| Your task |
In the entries that follow, find the word "text" and report each line it is on.

>> begin Records for this exercise

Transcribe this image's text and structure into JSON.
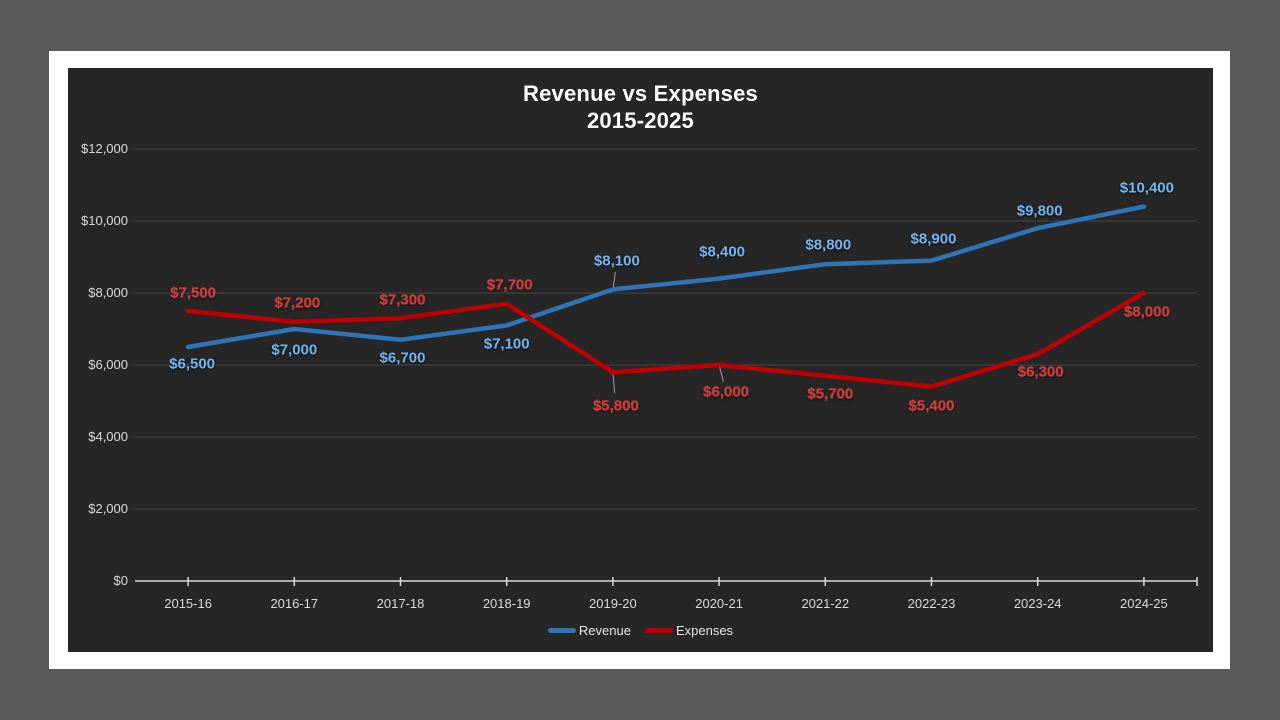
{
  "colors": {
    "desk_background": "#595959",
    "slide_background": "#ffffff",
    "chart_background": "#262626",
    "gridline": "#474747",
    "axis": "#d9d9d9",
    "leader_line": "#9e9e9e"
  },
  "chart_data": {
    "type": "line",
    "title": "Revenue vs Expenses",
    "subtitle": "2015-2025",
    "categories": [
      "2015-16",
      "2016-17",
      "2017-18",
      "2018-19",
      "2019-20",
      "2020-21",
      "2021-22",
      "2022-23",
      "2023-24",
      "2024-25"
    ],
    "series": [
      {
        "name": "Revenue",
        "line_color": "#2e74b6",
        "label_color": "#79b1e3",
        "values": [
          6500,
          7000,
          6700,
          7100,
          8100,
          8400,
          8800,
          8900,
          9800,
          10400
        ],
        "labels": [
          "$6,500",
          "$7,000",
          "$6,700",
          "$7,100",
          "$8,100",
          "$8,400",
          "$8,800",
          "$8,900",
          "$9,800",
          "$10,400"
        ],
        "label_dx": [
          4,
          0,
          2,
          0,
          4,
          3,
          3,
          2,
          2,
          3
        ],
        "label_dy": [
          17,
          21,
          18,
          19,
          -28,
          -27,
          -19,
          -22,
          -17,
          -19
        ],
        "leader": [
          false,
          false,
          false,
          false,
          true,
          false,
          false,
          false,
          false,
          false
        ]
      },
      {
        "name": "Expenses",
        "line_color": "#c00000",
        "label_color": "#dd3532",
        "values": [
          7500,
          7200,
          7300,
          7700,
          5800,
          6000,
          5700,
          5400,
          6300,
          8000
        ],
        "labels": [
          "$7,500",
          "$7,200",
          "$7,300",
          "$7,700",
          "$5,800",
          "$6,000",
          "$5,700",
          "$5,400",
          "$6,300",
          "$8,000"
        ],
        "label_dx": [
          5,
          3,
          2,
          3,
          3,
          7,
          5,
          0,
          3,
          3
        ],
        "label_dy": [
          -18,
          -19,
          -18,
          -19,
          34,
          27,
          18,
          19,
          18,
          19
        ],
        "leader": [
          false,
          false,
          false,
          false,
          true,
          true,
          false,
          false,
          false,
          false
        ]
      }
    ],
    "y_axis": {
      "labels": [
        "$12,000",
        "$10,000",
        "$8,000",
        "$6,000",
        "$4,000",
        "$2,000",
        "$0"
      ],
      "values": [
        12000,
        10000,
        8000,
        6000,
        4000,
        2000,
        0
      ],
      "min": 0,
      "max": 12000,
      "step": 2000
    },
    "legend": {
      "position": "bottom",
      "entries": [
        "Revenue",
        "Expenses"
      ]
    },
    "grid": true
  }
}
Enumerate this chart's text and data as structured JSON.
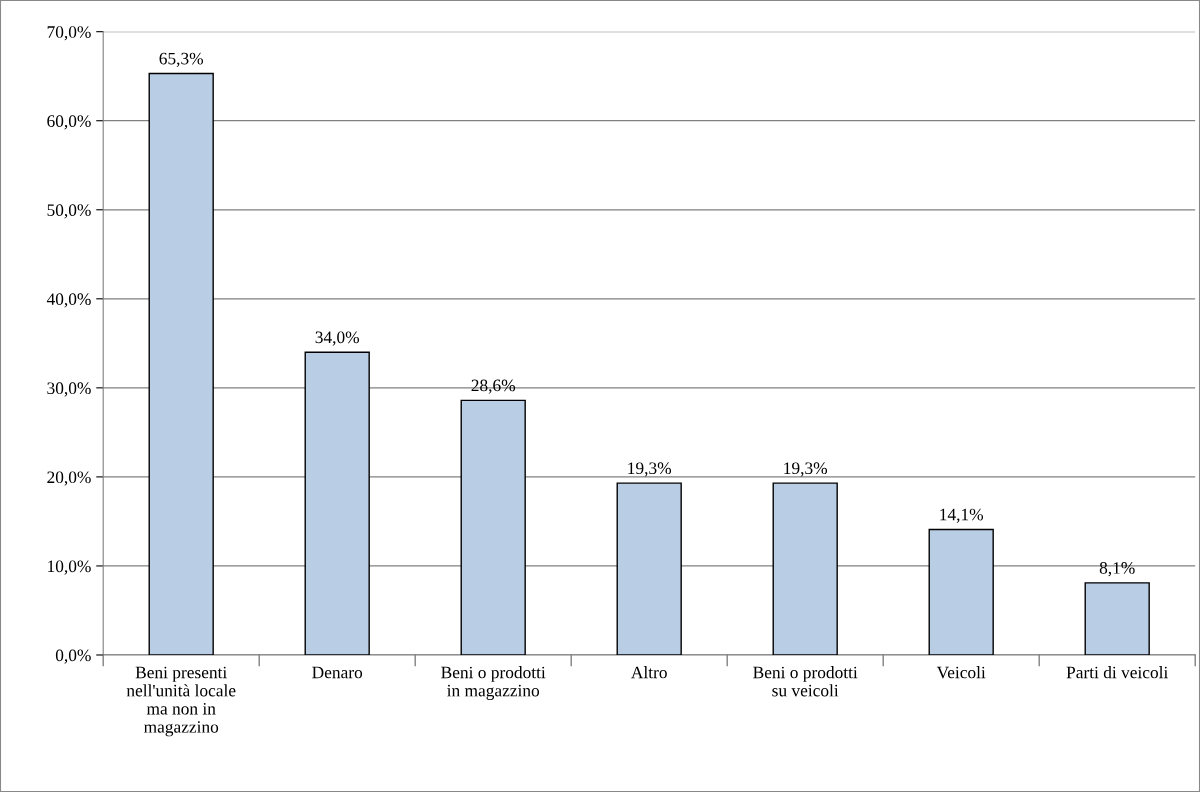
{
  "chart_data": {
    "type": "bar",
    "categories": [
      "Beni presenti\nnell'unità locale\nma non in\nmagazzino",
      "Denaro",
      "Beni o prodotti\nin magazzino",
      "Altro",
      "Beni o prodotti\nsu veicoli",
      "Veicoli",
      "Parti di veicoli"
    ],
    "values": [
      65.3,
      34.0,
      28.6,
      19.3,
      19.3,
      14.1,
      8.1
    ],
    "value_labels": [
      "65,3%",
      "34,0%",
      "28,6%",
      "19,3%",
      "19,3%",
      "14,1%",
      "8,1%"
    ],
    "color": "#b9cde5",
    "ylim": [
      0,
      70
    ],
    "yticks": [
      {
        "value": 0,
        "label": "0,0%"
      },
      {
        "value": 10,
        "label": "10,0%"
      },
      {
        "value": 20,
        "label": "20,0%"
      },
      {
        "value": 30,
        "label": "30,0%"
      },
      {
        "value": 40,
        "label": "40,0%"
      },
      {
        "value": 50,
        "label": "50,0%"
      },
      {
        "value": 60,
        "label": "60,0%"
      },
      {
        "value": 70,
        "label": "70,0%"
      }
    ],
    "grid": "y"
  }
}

>> end Records for this exercise

| Finished answer |
Transcribe this image's text and structure into JSON.
Enumerate this chart's text and data as structured JSON.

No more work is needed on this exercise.